[[ Document segment open ]]

Designing a Malware Classification Pipeline with Static and Dynamic Features

Building a malware classification pipeline that holds up in production is a design problem more than a coding problem. The features you choose, the way you collect and label samples, the careful separation of test and training data, and the evaluation routines all shape whether the system delivers value or quietly fails. This course walks through those decisions in the order they typically arise. You will work through written design exercises that mirror how a small security or research team would plan a classification pipeline. The emphasis is on the practical tradeoffs that decide whether a system is useful in operations. What you'll learn: - Plan sample collection strategies that include benign and malicious examples across families and ages - Design labeling routines that produce trustworthy ground truth without circular reasoning - Extract static features such as imports, strings, and structural metadata in a robust way - Capture dynamic behavior including API call sequences, network activity, and file operations in safe sandboxes - Compare modeling approaches including classical methods, gradient boosting, and modern deep learning - Evaluate performance with operationally meaningful metrics including false positive rate and detection lag The course progresses from sample collection and labeling through feature extraction, modeling, and evaluation. A capstone written exercise asks you to draft a one-page design for a classification pipeline targeted at a specific threat scenario. This course is designed for beginners with some software or security background, including junior security analysts, threat researchers, and computer science students. No deep malware experience is required. The course treats the pipeline as a design problem and is informational, not a guide for handling live samples without proper controls.

[[ Document segment closed ]]

▶ [What you need to do]
Please answer the following questions using the course description above.
1. What does the capstone written exercise ask you to draft?
2. Which two operationally meaningful metrics does the course name for evaluating performance?
3. For whom is the course designed?

[[ Dataset entries open ]]

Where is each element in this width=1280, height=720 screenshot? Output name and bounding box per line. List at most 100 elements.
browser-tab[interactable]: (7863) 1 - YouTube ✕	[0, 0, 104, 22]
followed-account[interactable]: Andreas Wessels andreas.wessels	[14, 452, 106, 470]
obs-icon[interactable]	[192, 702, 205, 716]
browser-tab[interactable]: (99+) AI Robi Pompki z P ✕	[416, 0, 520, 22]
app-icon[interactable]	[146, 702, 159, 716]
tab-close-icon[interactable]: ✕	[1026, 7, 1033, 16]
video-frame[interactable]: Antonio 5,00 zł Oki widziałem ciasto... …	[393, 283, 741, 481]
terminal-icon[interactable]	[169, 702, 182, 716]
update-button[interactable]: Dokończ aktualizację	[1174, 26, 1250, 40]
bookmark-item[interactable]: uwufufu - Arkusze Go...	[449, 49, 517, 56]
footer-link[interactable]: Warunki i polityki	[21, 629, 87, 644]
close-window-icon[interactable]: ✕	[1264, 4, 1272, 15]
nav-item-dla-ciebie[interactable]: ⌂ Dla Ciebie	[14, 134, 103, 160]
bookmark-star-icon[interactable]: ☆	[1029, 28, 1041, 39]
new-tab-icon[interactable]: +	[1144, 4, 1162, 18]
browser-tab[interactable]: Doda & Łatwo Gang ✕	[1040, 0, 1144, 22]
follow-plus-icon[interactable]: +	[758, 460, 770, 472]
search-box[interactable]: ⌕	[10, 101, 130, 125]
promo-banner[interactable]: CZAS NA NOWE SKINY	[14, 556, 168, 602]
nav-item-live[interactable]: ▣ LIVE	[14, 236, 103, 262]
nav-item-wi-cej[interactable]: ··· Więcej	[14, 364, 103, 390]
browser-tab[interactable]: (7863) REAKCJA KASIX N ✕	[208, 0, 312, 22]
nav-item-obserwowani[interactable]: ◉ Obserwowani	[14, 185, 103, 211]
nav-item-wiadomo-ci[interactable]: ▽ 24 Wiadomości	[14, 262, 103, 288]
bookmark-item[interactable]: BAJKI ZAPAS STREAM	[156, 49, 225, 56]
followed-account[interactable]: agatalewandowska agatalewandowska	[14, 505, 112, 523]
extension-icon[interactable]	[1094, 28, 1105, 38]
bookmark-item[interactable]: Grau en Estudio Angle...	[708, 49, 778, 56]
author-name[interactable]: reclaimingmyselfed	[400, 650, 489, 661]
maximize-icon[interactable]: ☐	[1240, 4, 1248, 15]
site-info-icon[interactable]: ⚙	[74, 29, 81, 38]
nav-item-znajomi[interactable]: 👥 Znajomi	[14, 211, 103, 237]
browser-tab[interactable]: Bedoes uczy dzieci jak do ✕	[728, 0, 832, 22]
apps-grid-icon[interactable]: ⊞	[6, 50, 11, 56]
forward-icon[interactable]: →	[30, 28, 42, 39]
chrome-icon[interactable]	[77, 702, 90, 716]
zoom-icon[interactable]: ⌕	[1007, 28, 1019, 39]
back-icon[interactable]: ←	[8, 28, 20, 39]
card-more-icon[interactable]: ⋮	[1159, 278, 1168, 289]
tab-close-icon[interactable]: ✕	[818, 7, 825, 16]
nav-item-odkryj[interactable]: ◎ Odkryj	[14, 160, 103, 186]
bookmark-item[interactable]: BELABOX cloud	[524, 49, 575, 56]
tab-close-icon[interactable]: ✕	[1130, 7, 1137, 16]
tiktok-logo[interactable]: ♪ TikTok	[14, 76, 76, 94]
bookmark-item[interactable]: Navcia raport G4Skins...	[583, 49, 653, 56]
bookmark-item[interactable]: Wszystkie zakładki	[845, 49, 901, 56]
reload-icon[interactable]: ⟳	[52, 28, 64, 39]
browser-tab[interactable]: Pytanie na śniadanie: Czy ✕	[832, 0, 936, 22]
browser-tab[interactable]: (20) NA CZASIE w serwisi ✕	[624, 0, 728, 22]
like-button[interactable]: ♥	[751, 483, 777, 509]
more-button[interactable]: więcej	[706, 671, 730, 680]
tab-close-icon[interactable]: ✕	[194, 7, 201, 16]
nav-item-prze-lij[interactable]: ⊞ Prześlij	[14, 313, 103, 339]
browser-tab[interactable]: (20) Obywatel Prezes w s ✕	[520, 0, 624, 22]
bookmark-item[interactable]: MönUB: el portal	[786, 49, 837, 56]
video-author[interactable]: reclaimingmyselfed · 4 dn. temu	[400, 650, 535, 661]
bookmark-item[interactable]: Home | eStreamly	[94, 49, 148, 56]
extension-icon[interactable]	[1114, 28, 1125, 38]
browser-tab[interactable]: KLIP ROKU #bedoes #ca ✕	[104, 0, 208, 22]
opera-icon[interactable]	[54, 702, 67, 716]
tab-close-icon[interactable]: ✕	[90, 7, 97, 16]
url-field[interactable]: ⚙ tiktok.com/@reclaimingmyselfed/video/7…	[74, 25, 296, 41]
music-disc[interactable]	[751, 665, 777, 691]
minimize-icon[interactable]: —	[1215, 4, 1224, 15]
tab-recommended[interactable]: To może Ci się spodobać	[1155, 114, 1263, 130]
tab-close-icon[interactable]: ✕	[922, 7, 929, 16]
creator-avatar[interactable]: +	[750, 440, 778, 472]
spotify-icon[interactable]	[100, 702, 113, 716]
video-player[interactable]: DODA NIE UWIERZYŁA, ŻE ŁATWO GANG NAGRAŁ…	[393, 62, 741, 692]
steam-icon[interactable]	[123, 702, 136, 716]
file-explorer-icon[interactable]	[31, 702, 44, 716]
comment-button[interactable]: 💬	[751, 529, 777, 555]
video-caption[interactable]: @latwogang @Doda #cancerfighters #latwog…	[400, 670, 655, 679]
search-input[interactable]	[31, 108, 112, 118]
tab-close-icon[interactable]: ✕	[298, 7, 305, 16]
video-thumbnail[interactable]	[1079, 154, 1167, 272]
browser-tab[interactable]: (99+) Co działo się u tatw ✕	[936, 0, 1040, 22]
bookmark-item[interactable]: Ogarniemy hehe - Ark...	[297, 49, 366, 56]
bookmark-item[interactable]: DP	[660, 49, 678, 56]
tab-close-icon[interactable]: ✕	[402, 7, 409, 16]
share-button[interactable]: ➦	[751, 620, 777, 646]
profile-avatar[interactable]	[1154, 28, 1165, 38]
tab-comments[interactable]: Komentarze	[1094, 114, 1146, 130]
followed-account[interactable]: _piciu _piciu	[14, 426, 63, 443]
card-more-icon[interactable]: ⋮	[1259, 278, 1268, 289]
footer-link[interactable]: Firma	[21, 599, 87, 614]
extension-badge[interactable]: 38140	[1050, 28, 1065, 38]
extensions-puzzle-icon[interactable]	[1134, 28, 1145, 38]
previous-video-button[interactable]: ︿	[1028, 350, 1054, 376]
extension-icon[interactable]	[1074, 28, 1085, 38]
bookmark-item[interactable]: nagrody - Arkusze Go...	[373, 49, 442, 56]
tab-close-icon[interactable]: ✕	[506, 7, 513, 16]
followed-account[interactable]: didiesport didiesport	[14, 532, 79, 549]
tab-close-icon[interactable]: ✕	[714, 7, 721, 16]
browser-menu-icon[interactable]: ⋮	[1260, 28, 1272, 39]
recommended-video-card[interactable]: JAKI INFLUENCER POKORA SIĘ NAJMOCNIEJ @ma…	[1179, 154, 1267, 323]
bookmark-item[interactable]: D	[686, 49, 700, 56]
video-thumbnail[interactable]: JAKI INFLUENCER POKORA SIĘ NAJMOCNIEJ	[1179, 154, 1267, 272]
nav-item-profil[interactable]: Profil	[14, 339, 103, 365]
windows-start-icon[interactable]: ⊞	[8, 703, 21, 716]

[[ Dataset entries closed ]]

▶ [Solution]
1. A one-page design for a classification pipeline targeted at a specific threat scenario.
2. False positive rate and detection lag.
3. Beginners with some software or security background, including junior security analysts, threat researchers, and computer science students.